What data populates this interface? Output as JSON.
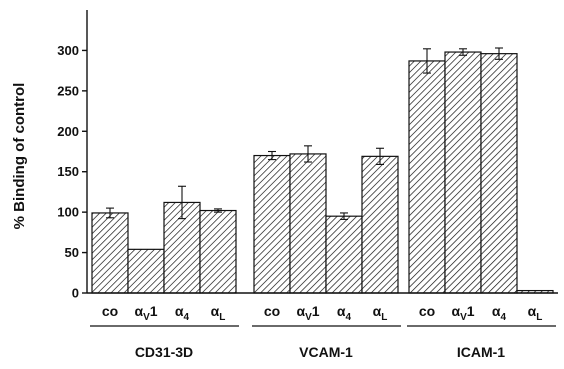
{
  "chart_data": {
    "type": "bar",
    "ylabel": "% Binding of control",
    "ylim": [
      0,
      350
    ],
    "yticks": [
      0,
      50,
      100,
      150,
      200,
      250,
      300
    ],
    "grid": false,
    "bar_labels": [
      {
        "base": "co",
        "sub": "",
        "tail": ""
      },
      {
        "base": "α",
        "sub": "V",
        "tail": "1"
      },
      {
        "base": "α",
        "sub": "4",
        "tail": ""
      },
      {
        "base": "α",
        "sub": "L",
        "tail": ""
      }
    ],
    "groups": [
      {
        "name": "CD31-3D",
        "values": [
          99,
          54,
          112,
          102
        ],
        "errors": [
          6,
          null,
          20,
          2
        ]
      },
      {
        "name": "VCAM-1",
        "values": [
          170,
          172,
          95,
          169
        ],
        "errors": [
          5,
          10,
          4,
          10
        ]
      },
      {
        "name": "ICAM-1",
        "values": [
          287,
          298,
          296,
          3
        ],
        "errors": [
          15,
          4,
          7,
          null
        ]
      }
    ],
    "colors": {
      "ink": "#111111",
      "background": "#ffffff"
    }
  }
}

--- GOAL OF THE EXERCISE ---
Exclude the images and reproduce the remaining data exactly.

--- OUTPUT FOR THIS TASK ---
What data populates this interface? Output as JSON.
{
  "chart_data": {
    "type": "bar",
    "ylabel": "% Binding of control",
    "ylim": [
      0,
      350
    ],
    "yticks": [
      0,
      50,
      100,
      150,
      200,
      250,
      300
    ],
    "grid": false,
    "bar_labels": [
      {
        "base": "co",
        "sub": "",
        "tail": ""
      },
      {
        "base": "α",
        "sub": "V",
        "tail": "1"
      },
      {
        "base": "α",
        "sub": "4",
        "tail": ""
      },
      {
        "base": "α",
        "sub": "L",
        "tail": ""
      }
    ],
    "groups": [
      {
        "name": "CD31-3D",
        "values": [
          99,
          54,
          112,
          102
        ],
        "errors": [
          6,
          null,
          20,
          2
        ]
      },
      {
        "name": "VCAM-1",
        "values": [
          170,
          172,
          95,
          169
        ],
        "errors": [
          5,
          10,
          4,
          10
        ]
      },
      {
        "name": "ICAM-1",
        "values": [
          287,
          298,
          296,
          3
        ],
        "errors": [
          15,
          4,
          7,
          null
        ]
      }
    ],
    "colors": {
      "ink": "#111111",
      "background": "#ffffff"
    }
  }
}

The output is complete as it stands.